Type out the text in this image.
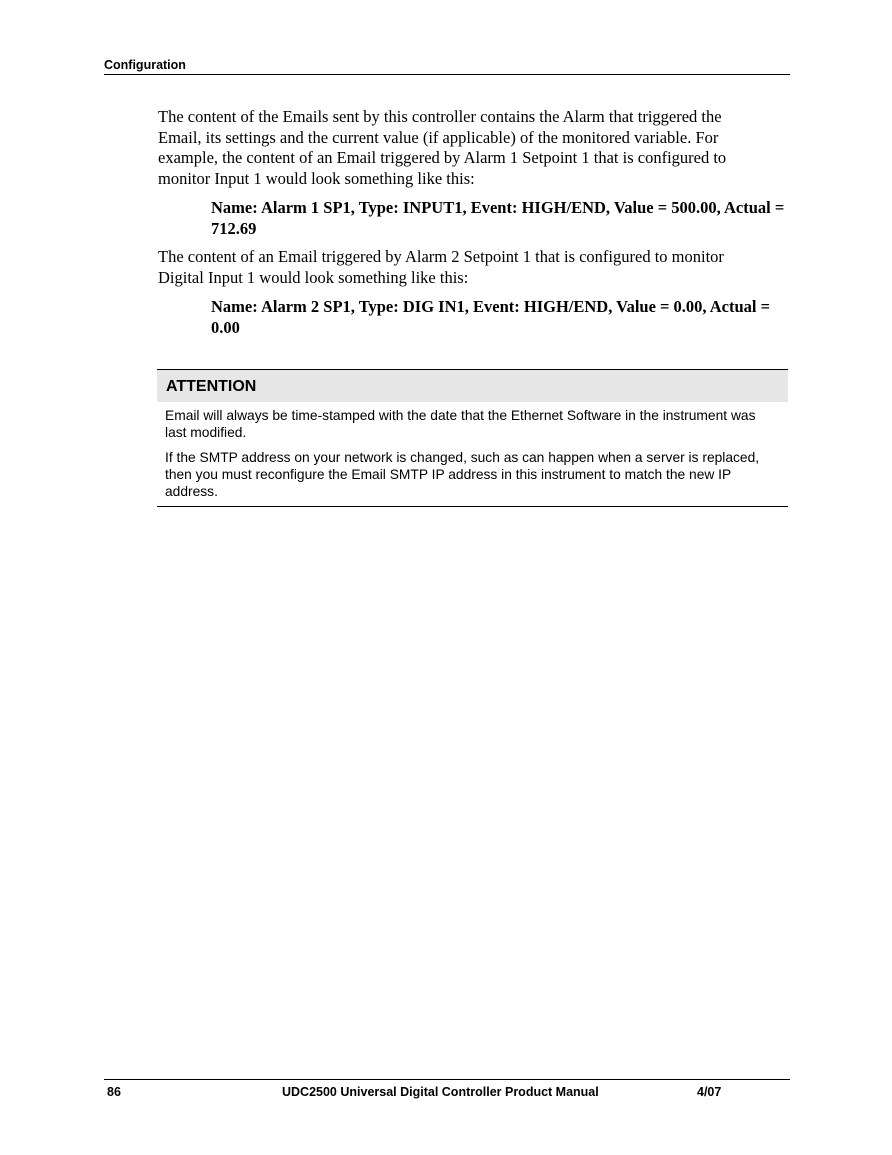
Configuration

The content of the Emails sent by this controller contains the Alarm that triggered the Email, its settings and the current value (if applicable) of the monitored variable. For example, the content of an Email triggered by Alarm 1 Setpoint 1 that is configured to monitor Input 1 would look something like this:

Name: Alarm 1 SP1, Type: INPUT1, Event: HIGH/END, Value = 500.00, Actual = 712.69

The content of an Email triggered by Alarm 2 Setpoint 1 that is configured to monitor Digital Input 1 would look something like this:

Name: Alarm 2 SP1, Type: DIG IN1, Event: HIGH/END, Value = 0.00, Actual = 0.00

ATTENTION

Email will always be time-stamped with the date that the Ethernet Software in the instrument was last modified.

If the SMTP address on your network is changed, such as can happen when a server is replaced, then you must reconfigure the Email SMTP IP address in this instrument to match the new IP address.

86	UDC2500 Universal Digital Controller Product Manual	4/07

- - - - - - -

WHAT TO WORK ON: Produce an exact copy of each line of data, skipping embedded images.

WORKED ANSWER:
Type out the text in this image.
Configuration

The content of the Emails sent by this controller contains the Alarm that triggered the Email, its settings and the current value (if applicable) of the monitored variable. For example, the content of an Email triggered by Alarm 1 Setpoint 1 that is configured to monitor Input 1 would look something like this:

Name: Alarm 1 SP1, Type: INPUT1, Event: HIGH/END, Value = 500.00, Actual = 712.69

The content of an Email triggered by Alarm 2 Setpoint 1 that is configured to monitor Digital Input 1 would look something like this:

Name: Alarm 2 SP1, Type: DIG IN1, Event: HIGH/END, Value = 0.00, Actual = 0.00

ATTENTION

Email will always be time-stamped with the date that the Ethernet Software in the instrument was last modified.

If the SMTP address on your network is changed, such as can happen when a server is replaced, then you must reconfigure the Email SMTP IP address in this instrument to match the new IP address.

86	UDC2500 Universal Digital Controller Product Manual	4/07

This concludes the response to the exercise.